Part of a data file:
• • • • •

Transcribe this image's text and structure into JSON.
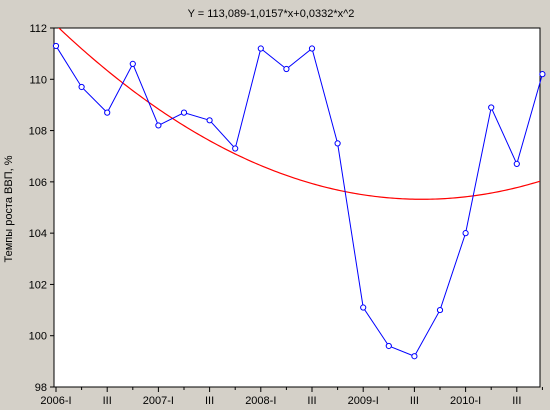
{
  "chart_data": {
    "type": "line",
    "title": "Y = 113,089-1,0157*x+0,0332*x^2",
    "xlabel": "",
    "ylabel": "Темпы роста ВВП, %",
    "ylim": [
      98,
      112
    ],
    "yticks": [
      "98",
      "100",
      "102",
      "104",
      "106",
      "108",
      "110",
      "112"
    ],
    "x_tick_labels": [
      "2006-I",
      "III",
      "2007-I",
      "III",
      "2008-I",
      "III",
      "2009-I",
      "III",
      "2010-I",
      "III"
    ],
    "categories": [
      "2006-I",
      "2006-II",
      "2006-III",
      "2006-IV",
      "2007-I",
      "2007-II",
      "2007-III",
      "2007-IV",
      "2008-I",
      "2008-II",
      "2008-III",
      "2008-IV",
      "2009-I",
      "2009-II",
      "2009-III",
      "2009-IV",
      "2010-I",
      "2010-II",
      "2010-III",
      "2010-IV"
    ],
    "series": [
      {
        "values": [
          111.3,
          109.7,
          108.7,
          110.6,
          108.2,
          108.7,
          108.4,
          107.3,
          111.2,
          110.4,
          111.2,
          107.5,
          101.1,
          99.6,
          99.2,
          101.0,
          104.0,
          108.9,
          106.7,
          110.2
        ],
        "color": "#0000ff",
        "marker": "circle"
      }
    ],
    "trend": {
      "equation": "Y = 113,089-1,0157*x+0,0332*x^2",
      "a": 113.089,
      "b": -1.0157,
      "c": 0.0332,
      "color": "#ff0000"
    },
    "grid": false,
    "legend": "none"
  }
}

• • • • •

YOUR GOAL: Every line should be retyped exactly, with the pictures omitted.

SOLUTION TO THE EXERCISE:
Transcribe this image's text and structure into JSON.
{
  "chart_data": {
    "type": "line",
    "title": "Y = 113,089-1,0157*x+0,0332*x^2",
    "xlabel": "",
    "ylabel": "Темпы роста ВВП, %",
    "ylim": [
      98,
      112
    ],
    "yticks": [
      "98",
      "100",
      "102",
      "104",
      "106",
      "108",
      "110",
      "112"
    ],
    "x_tick_labels": [
      "2006-I",
      "III",
      "2007-I",
      "III",
      "2008-I",
      "III",
      "2009-I",
      "III",
      "2010-I",
      "III"
    ],
    "categories": [
      "2006-I",
      "2006-II",
      "2006-III",
      "2006-IV",
      "2007-I",
      "2007-II",
      "2007-III",
      "2007-IV",
      "2008-I",
      "2008-II",
      "2008-III",
      "2008-IV",
      "2009-I",
      "2009-II",
      "2009-III",
      "2009-IV",
      "2010-I",
      "2010-II",
      "2010-III",
      "2010-IV"
    ],
    "series": [
      {
        "values": [
          111.3,
          109.7,
          108.7,
          110.6,
          108.2,
          108.7,
          108.4,
          107.3,
          111.2,
          110.4,
          111.2,
          107.5,
          101.1,
          99.6,
          99.2,
          101.0,
          104.0,
          108.9,
          106.7,
          110.2
        ],
        "color": "#0000ff",
        "marker": "circle"
      }
    ],
    "trend": {
      "equation": "Y = 113,089-1,0157*x+0,0332*x^2",
      "a": 113.089,
      "b": -1.0157,
      "c": 0.0332,
      "color": "#ff0000"
    },
    "grid": false,
    "legend": "none"
  }
}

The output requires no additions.